▶ What you will do:
Go through the data below and gather each line containing "七夕快乐".

▶ Dataset entries:
>> start

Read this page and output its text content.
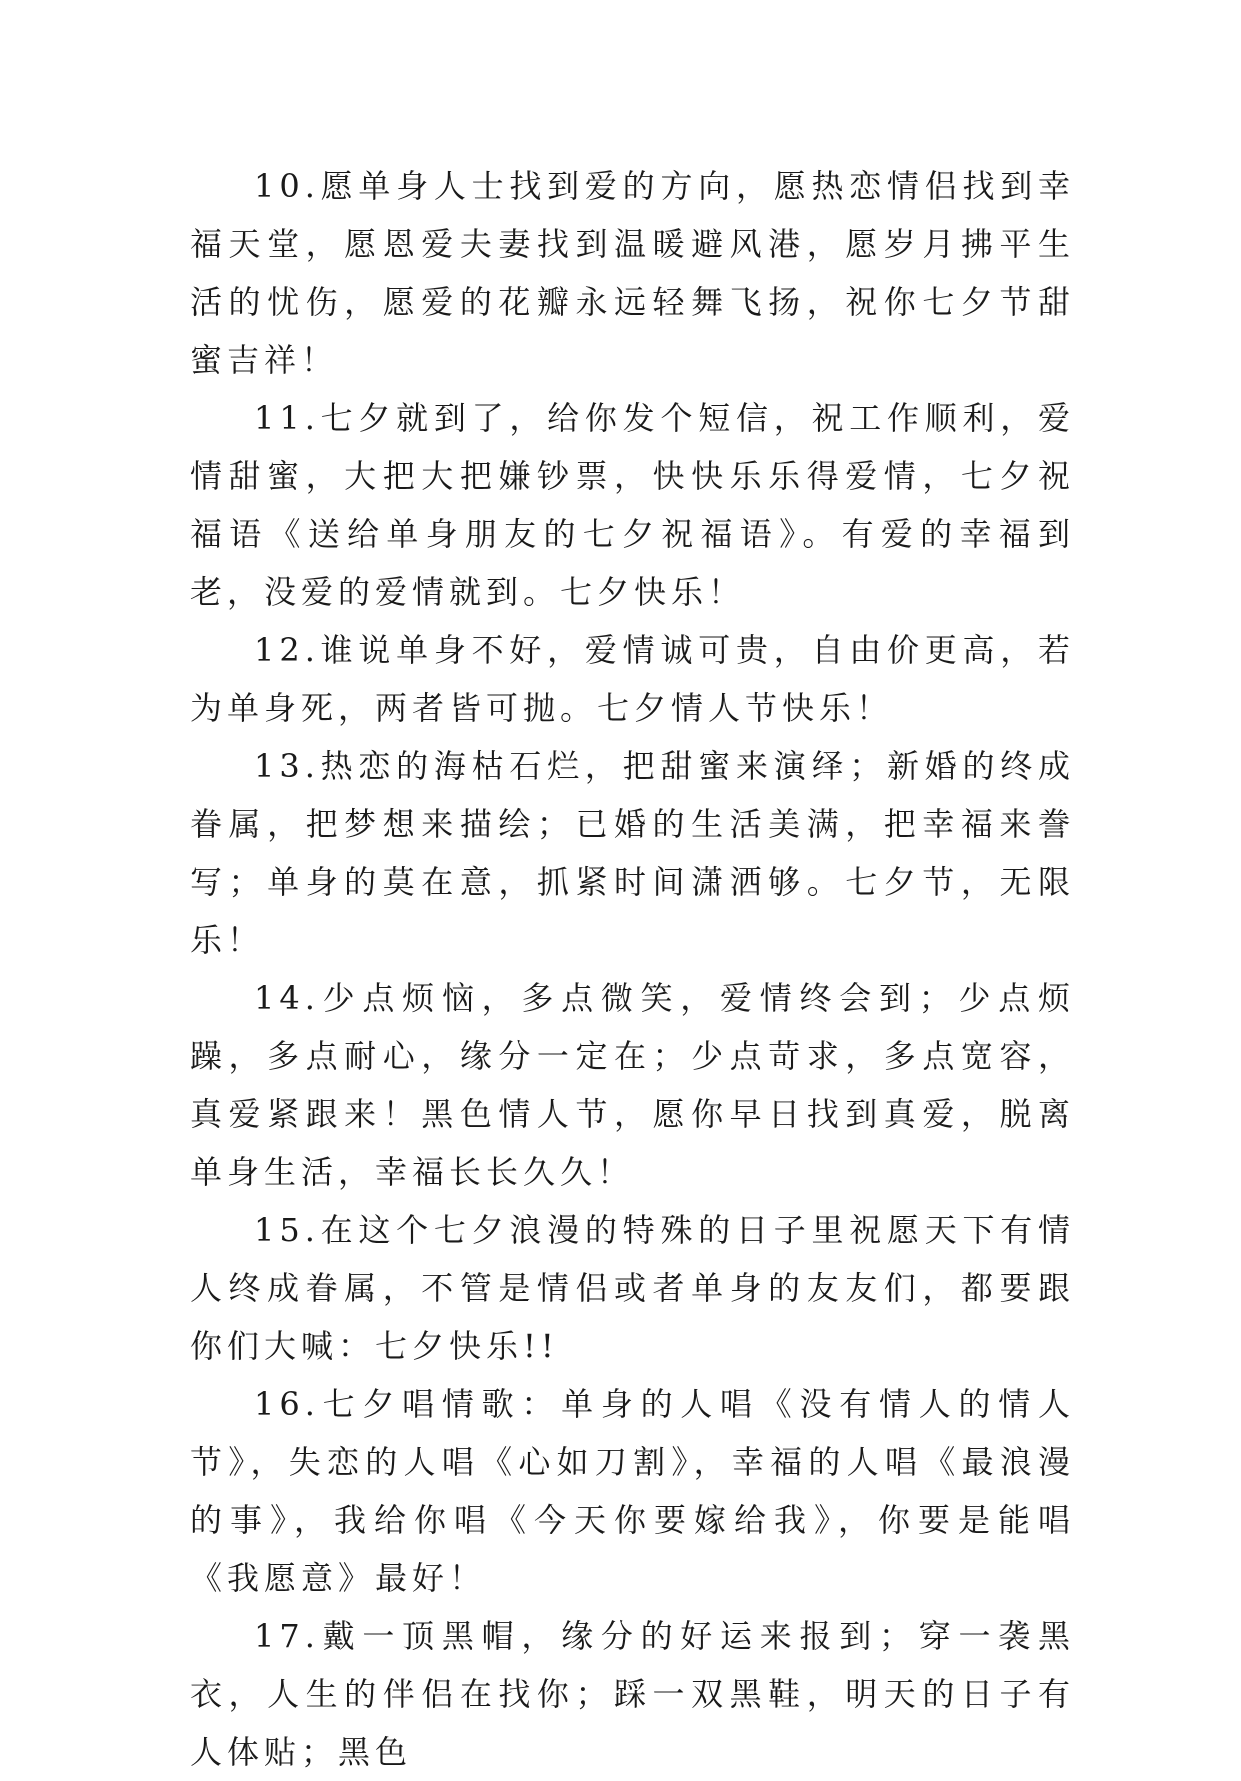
10.愿单身人士找到爱的方向，愿热恋情侣找到幸福天堂，愿恩爱夫妻找到温暖避风港，愿岁月拂平生活的忧伤，愿爱的花瓣永远轻舞飞扬，祝你七夕节甜蜜吉祥！

11.七夕就到了，给你发个短信，祝工作顺利，爱情甜蜜，大把大把嫌钞票，快快乐乐得爱情，七夕祝福语《送给单身朋友的七夕祝福语》。有爱的幸福到老，没爱的爱情就到。七夕快乐！

12.谁说单身不好，爱情诚可贵，自由价更高，若为单身死，两者皆可抛。七夕情人节快乐！

13.热恋的海枯石烂，把甜蜜来演绎；新婚的终成眷属，把梦想来描绘；已婚的生活美满，把幸福来誊写；单身的莫在意，抓紧时间潇洒够。七夕节，无限乐！

14.少点烦恼，多点微笑，爱情终会到；少点烦躁，多点耐心，缘分一定在；少点苛求，多点宽容，真爱紧跟来！黑色情人节，愿你早日找到真爱，脱离单身生活，幸福长长久久！

15.在这个七夕浪漫的特殊的日子里祝愿天下有情人终成眷属，不管是情侣或者单身的友友们，都要跟你们大喊：七夕快乐!!

16.七夕唱情歌：单身的人唱《没有情人的情人节》，失恋的人唱《心如刀割》，幸福的人唱《最浪漫的事》，我给你唱《今天你要嫁给我》，你要是能唱《我愿意》最好！

17.戴一顶黑帽，缘分的好运来报到；穿一袭黑衣，人生的伴侣在找你；踩一双黑鞋，明天的日子有人体贴；黑色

>> end

▶ Complete response:
11.七夕就到了，给你发个短信，祝工作顺利，爱情甜蜜，大把大把嫌钞票，快快乐乐得爱情，七夕祝福语《送给单身朋友的七夕祝福语》。有爱的幸福到老，没爱的爱情就到。七夕快乐！
15.在这个七夕浪漫的特殊的日子里祝愿天下有情人终成眷属，不管是情侣或者单身的友友们，都要跟你们大喊：七夕快乐!!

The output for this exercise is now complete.